Your objective: Each line of the data that includes the string "Euroområdet" is to be copied out.

Given data:

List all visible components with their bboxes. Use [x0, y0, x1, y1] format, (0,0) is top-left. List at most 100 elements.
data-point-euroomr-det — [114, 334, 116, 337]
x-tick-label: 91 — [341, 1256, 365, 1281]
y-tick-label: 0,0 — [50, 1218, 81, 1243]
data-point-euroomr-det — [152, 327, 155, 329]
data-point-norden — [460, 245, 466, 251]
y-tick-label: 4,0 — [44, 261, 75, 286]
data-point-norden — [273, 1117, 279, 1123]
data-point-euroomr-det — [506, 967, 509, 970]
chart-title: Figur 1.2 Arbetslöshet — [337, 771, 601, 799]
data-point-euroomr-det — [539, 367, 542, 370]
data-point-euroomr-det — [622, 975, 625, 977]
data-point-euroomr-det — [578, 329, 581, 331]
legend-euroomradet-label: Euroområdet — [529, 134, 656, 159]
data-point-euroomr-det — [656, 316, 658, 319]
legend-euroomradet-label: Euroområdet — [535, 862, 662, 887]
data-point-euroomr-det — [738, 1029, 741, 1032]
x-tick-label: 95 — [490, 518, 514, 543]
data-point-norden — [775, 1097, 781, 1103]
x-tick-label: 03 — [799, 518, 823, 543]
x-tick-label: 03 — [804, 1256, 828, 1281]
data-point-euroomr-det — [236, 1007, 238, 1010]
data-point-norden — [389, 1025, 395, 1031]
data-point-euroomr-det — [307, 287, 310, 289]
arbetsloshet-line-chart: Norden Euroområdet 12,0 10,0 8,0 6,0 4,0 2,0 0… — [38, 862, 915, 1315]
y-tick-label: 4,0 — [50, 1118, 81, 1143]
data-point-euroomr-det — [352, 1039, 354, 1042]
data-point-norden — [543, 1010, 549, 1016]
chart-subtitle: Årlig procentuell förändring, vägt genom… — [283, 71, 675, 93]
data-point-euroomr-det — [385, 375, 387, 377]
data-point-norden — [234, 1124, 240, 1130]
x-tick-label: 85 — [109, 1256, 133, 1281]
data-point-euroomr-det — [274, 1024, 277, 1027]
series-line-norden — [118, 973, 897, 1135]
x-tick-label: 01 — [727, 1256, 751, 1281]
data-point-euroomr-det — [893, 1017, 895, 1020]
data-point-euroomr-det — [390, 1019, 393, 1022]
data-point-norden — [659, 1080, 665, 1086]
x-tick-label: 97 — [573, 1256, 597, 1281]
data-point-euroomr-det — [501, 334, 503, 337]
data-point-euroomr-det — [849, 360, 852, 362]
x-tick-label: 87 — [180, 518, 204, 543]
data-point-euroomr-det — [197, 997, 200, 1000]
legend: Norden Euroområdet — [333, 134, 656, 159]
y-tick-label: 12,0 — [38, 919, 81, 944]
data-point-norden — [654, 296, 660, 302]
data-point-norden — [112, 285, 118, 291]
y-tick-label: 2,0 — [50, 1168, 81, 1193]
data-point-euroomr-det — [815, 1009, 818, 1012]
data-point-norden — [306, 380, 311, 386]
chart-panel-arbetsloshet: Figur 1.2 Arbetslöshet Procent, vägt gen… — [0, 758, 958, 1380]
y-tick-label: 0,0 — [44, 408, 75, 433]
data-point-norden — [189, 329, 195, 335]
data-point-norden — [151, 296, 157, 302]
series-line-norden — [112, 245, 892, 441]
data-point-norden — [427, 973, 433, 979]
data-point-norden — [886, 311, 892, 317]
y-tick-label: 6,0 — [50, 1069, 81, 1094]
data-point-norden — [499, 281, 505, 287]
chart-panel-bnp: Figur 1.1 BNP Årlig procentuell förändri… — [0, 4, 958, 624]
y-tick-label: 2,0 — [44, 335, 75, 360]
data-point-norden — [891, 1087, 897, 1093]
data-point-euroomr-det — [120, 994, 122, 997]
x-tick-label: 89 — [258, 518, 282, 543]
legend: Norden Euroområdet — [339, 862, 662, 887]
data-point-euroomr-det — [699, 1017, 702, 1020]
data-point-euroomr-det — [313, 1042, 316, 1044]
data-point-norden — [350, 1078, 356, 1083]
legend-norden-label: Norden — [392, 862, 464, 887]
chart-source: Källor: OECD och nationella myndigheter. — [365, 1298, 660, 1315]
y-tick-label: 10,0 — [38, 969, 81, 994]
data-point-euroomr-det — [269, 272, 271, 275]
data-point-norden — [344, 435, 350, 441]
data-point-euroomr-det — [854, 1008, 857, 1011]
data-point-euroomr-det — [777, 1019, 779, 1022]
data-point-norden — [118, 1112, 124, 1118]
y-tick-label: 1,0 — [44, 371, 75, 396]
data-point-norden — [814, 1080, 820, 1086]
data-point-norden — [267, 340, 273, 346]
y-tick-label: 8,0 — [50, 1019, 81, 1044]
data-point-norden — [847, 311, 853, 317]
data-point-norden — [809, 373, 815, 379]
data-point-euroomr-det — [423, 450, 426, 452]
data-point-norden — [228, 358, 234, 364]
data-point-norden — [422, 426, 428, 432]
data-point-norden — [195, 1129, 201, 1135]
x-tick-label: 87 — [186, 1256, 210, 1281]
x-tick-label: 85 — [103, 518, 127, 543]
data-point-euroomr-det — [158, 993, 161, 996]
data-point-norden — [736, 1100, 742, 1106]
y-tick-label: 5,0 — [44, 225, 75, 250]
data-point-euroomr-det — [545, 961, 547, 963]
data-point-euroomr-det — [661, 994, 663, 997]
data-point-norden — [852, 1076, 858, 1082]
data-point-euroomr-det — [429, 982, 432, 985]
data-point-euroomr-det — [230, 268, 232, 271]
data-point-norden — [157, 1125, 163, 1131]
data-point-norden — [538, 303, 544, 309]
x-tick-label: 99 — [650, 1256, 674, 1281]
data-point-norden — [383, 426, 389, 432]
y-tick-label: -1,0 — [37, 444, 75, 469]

Response area:
legend-euroomradet-label: Euroområdet — [529, 134, 656, 159]
legend-euroomradet-label: Euroområdet — [535, 862, 662, 887]
arbetsloshet-line-chart: Norden Euroområdet 12,0 10,0 8,0 6,0 4,0 2,0 0… — [38, 862, 915, 1315]
legend: Norden Euroområdet — [333, 134, 656, 159]
legend: Norden Euroområdet — [339, 862, 662, 887]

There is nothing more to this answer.